PROBLEM: For the entries below, how many lines include the word "Class"? Give the figure and nothing more.

__________________________________________________

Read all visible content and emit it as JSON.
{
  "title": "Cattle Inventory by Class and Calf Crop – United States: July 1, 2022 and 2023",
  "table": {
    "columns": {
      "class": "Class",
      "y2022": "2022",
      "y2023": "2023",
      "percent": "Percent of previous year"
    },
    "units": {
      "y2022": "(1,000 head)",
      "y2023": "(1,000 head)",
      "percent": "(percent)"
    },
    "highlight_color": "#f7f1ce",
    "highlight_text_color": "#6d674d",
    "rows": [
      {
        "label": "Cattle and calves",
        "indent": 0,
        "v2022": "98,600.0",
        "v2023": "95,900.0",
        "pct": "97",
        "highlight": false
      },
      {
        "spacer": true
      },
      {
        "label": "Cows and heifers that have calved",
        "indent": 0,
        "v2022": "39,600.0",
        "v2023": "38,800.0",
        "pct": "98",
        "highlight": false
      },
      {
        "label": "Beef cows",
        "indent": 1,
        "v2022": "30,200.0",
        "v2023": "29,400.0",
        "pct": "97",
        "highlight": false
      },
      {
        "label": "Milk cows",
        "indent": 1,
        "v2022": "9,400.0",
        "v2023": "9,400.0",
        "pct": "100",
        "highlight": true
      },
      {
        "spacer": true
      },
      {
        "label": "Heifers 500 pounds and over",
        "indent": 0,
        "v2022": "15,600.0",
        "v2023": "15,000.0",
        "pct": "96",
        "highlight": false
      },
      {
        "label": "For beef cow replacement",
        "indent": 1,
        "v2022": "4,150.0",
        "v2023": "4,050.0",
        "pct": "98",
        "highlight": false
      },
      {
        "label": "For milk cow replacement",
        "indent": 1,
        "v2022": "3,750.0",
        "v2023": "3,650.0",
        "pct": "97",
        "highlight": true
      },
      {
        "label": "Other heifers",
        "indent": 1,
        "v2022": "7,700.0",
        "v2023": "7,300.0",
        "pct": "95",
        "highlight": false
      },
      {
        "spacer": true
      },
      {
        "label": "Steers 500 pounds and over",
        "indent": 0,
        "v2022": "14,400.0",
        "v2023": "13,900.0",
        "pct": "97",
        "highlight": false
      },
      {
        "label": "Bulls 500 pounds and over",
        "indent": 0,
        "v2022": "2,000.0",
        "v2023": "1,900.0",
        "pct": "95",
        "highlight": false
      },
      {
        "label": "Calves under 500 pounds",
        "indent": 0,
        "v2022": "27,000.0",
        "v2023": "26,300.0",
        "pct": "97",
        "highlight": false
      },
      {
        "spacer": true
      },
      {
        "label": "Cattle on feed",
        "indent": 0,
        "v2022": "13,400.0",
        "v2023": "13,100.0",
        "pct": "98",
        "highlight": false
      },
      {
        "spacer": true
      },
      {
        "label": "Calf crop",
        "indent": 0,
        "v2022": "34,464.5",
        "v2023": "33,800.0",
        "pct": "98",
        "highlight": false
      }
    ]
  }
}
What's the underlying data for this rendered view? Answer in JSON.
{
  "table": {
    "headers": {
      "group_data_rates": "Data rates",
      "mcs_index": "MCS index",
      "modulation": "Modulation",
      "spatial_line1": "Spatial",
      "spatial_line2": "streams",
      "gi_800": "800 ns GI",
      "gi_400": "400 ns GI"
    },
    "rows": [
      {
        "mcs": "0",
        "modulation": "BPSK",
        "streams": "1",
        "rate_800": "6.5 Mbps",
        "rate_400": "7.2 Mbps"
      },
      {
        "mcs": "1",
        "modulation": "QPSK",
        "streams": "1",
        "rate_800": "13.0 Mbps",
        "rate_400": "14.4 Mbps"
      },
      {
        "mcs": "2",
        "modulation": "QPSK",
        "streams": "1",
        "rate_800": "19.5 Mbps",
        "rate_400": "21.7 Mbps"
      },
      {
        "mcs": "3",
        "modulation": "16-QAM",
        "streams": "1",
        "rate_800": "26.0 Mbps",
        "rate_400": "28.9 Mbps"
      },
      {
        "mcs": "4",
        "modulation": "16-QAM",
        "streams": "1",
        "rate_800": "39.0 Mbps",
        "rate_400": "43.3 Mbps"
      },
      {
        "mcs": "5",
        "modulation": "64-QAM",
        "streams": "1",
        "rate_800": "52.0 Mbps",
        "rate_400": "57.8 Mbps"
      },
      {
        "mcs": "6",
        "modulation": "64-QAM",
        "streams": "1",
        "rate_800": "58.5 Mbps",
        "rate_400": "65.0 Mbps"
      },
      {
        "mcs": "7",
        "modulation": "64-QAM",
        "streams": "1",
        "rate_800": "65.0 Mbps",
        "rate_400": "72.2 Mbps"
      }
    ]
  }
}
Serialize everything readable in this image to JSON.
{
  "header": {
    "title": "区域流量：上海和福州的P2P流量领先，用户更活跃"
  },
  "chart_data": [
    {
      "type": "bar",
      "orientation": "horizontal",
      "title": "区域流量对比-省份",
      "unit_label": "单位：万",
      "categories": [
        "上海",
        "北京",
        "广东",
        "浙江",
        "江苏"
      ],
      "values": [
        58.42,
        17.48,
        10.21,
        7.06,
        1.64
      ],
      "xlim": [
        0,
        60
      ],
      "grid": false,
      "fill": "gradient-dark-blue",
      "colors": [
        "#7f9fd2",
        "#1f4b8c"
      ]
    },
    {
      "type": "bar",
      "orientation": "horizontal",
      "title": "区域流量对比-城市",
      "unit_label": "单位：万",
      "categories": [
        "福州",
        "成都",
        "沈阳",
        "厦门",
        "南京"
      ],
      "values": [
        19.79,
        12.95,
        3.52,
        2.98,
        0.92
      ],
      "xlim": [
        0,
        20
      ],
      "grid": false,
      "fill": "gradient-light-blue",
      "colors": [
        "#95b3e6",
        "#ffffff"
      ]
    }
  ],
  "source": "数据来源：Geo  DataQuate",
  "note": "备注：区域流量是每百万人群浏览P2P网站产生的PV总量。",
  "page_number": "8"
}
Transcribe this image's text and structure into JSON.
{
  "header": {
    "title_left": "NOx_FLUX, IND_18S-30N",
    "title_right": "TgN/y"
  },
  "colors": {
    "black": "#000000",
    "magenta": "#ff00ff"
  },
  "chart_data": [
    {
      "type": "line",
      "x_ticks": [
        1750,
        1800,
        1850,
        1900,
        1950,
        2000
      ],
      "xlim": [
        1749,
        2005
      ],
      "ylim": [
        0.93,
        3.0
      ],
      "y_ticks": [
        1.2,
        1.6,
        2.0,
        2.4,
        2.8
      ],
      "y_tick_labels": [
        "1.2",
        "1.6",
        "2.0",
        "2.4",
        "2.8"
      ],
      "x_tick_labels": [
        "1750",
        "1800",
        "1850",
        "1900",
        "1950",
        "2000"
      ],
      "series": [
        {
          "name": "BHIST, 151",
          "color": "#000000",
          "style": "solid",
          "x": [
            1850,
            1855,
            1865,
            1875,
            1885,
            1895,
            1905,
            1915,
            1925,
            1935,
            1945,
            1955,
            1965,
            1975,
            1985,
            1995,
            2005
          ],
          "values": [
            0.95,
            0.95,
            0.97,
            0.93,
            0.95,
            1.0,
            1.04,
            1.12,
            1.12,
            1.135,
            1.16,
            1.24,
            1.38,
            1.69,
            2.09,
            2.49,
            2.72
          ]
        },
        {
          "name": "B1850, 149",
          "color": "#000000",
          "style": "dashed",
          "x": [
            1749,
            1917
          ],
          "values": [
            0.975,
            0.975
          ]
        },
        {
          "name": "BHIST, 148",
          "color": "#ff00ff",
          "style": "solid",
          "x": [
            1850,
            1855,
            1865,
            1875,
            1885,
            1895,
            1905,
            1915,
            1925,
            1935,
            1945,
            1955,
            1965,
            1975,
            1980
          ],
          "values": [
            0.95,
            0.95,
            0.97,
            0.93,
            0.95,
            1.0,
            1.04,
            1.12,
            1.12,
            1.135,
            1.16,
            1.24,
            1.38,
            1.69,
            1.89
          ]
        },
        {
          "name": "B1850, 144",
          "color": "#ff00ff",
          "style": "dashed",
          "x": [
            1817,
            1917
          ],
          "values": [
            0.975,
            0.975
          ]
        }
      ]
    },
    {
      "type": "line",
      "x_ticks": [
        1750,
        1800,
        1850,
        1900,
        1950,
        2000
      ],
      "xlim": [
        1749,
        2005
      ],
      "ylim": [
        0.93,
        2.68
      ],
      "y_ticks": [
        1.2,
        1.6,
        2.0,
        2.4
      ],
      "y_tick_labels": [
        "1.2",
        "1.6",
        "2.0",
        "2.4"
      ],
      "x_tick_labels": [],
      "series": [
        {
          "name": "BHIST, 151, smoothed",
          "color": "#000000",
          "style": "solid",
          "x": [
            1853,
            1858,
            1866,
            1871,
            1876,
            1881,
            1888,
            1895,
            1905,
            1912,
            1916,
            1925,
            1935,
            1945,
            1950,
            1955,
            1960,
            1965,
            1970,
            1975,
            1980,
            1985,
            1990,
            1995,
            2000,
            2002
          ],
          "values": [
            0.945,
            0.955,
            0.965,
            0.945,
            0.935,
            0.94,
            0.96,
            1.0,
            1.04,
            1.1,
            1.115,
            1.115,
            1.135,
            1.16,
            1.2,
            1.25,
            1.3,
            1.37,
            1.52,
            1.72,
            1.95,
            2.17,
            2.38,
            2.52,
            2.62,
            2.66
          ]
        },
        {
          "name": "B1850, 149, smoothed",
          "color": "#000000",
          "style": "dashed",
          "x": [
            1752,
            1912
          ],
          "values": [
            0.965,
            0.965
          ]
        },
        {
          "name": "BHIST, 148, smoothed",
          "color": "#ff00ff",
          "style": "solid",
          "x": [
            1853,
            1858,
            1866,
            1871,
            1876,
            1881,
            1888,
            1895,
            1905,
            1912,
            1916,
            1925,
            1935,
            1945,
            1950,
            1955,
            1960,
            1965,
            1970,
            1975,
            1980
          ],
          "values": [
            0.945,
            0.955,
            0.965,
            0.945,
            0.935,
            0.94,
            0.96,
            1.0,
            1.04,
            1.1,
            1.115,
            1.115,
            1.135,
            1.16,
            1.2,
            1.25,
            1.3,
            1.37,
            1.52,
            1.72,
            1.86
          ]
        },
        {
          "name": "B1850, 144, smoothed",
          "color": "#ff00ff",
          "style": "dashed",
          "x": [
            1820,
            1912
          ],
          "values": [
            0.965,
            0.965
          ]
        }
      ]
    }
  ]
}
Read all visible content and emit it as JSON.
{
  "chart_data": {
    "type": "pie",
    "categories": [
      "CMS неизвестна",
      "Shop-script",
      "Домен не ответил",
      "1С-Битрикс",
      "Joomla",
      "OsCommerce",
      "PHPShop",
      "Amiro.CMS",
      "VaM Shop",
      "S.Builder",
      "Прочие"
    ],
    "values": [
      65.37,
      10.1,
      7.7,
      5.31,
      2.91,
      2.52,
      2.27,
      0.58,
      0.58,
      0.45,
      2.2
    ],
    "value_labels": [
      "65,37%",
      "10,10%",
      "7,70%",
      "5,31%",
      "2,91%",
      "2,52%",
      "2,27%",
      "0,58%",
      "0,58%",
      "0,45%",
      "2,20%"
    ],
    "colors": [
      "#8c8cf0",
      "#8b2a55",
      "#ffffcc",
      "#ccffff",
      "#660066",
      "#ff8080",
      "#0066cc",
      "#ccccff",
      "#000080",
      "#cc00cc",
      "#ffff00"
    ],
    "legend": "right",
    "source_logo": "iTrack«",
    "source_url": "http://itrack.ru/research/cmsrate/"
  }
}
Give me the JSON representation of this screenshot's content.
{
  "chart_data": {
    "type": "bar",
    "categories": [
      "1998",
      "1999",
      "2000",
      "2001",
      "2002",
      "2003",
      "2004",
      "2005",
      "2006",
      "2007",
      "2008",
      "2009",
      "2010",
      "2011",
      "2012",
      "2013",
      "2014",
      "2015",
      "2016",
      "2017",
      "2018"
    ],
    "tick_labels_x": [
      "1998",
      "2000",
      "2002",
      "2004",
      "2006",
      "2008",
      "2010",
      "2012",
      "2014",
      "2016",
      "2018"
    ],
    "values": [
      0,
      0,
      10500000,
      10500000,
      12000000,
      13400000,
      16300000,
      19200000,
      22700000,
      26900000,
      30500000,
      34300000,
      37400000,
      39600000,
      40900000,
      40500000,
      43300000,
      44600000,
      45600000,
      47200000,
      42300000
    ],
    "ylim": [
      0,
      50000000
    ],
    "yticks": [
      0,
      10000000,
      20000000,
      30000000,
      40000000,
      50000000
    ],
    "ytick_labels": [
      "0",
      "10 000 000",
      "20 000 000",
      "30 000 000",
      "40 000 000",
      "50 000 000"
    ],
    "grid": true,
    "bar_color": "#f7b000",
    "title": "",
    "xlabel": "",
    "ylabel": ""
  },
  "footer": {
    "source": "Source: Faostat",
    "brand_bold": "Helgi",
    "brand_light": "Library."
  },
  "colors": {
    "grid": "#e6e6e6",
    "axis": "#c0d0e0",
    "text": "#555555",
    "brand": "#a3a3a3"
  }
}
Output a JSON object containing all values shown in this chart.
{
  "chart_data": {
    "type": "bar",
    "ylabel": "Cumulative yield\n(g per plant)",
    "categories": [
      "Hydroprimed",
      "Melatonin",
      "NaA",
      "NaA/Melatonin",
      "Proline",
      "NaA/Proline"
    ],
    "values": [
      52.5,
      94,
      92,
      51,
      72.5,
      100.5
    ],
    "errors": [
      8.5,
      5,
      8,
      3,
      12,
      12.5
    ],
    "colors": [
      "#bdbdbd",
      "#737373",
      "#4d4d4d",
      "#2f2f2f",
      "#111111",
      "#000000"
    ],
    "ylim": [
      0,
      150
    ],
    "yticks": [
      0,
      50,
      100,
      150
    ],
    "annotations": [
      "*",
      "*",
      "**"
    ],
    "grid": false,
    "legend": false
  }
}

__________________________________________________

ANSWER IN FULL: 2